» GIVEN EXERCISE
Write each record again exactly as it stands.

(Extracted records)
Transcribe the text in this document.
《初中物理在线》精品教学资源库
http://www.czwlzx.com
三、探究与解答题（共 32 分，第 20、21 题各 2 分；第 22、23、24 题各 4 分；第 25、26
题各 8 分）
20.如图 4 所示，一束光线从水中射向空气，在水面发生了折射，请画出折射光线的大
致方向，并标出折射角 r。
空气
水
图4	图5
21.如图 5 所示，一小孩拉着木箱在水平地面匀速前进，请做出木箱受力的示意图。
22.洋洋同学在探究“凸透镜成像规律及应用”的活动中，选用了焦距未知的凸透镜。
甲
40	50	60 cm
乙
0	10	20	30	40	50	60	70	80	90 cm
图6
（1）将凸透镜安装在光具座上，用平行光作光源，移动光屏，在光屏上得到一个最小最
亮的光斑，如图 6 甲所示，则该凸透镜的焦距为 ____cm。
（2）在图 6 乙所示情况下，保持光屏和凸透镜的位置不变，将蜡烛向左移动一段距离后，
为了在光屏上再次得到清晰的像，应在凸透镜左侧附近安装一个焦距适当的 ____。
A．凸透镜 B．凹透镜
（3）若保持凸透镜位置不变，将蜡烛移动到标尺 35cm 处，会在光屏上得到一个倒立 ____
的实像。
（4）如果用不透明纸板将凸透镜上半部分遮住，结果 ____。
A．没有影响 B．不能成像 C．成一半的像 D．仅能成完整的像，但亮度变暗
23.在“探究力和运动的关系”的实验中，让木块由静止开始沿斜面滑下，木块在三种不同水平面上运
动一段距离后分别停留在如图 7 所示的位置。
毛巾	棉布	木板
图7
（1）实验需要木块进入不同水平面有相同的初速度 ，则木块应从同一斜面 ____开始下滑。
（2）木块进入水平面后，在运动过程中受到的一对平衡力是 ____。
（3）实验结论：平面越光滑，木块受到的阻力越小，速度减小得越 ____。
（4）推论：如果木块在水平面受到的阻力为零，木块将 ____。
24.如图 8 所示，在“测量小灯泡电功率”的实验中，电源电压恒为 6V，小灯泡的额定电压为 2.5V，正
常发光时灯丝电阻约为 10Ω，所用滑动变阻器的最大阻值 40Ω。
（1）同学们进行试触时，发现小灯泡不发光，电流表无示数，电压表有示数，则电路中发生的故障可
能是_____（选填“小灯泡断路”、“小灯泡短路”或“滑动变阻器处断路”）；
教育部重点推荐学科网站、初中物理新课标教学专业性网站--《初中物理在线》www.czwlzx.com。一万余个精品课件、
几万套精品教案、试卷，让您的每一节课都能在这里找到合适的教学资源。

» EXERCISE SOLUTION
Transcribe the text in this document.
《初中物理在线》精品教学资源库
http://www.czwlzx.com
三、探究与解答题（共 32 分，第 20、21 题各 2 分；第 22、23、24 题各 4 分；第 25、26
题各 8 分）
20.如图 4 所示，一束光线从水中射向空气，在水面发生了折射，请画出折射光线的大
致方向，并标出折射角 r。
空气
水
图4	图5
21.如图 5 所示，一小孩拉着木箱在水平地面匀速前进，请做出木箱受力的示意图。
22.洋洋同学在探究“凸透镜成像规律及应用”的活动中，选用了焦距未知的凸透镜。
甲
40	50	60 cm
乙
0	10	20	30	40	50	60	70	80	90 cm
图6
（1）将凸透镜安装在光具座上，用平行光作光源，移动光屏，在光屏上得到一个最小最
亮的光斑，如图 6 甲所示，则该凸透镜的焦距为 ____cm。
（2）在图 6 乙所示情况下，保持光屏和凸透镜的位置不变，将蜡烛向左移动一段距离后，
为了在光屏上再次得到清晰的像，应在凸透镜左侧附近安装一个焦距适当的 ____。
A．凸透镜 B．凹透镜
（3）若保持凸透镜位置不变，将蜡烛移动到标尺 35cm 处，会在光屏上得到一个倒立 ____
的实像。
（4）如果用不透明纸板将凸透镜上半部分遮住，结果 ____。
A．没有影响 B．不能成像 C．成一半的像 D．仅能成完整的像，但亮度变暗
23.在“探究力和运动的关系”的实验中，让木块由静止开始沿斜面滑下，木块在三种不同水平面上运
动一段距离后分别停留在如图 7 所示的位置。
毛巾	棉布	木板
图7
（1）实验需要木块进入不同水平面有相同的初速度 ，则木块应从同一斜面 ____开始下滑。
（2）木块进入水平面后，在运动过程中受到的一对平衡力是 ____。
（3）实验结论：平面越光滑，木块受到的阻力越小，速度减小得越 ____。
（4）推论：如果木块在水平面受到的阻力为零，木块将 ____。
24.如图 8 所示，在“测量小灯泡电功率”的实验中，电源电压恒为 6V，小灯泡的额定电压为 2.5V，正
常发光时灯丝电阻约为 10Ω，所用滑动变阻器的最大阻值 40Ω。
（1）同学们进行试触时，发现小灯泡不发光，电流表无示数，电压表有示数，则电路中发生的故障可
能是_____（选填“小灯泡断路”、“小灯泡短路”或“滑动变阻器处断路”）；
教育部重点推荐学科网站、初中物理新课标教学专业性网站--《初中物理在线》www.czwlzx.com。一万余个精品课件、
几万套精品教案、试卷，让您的每一节课都能在这里找到合适的教学资源。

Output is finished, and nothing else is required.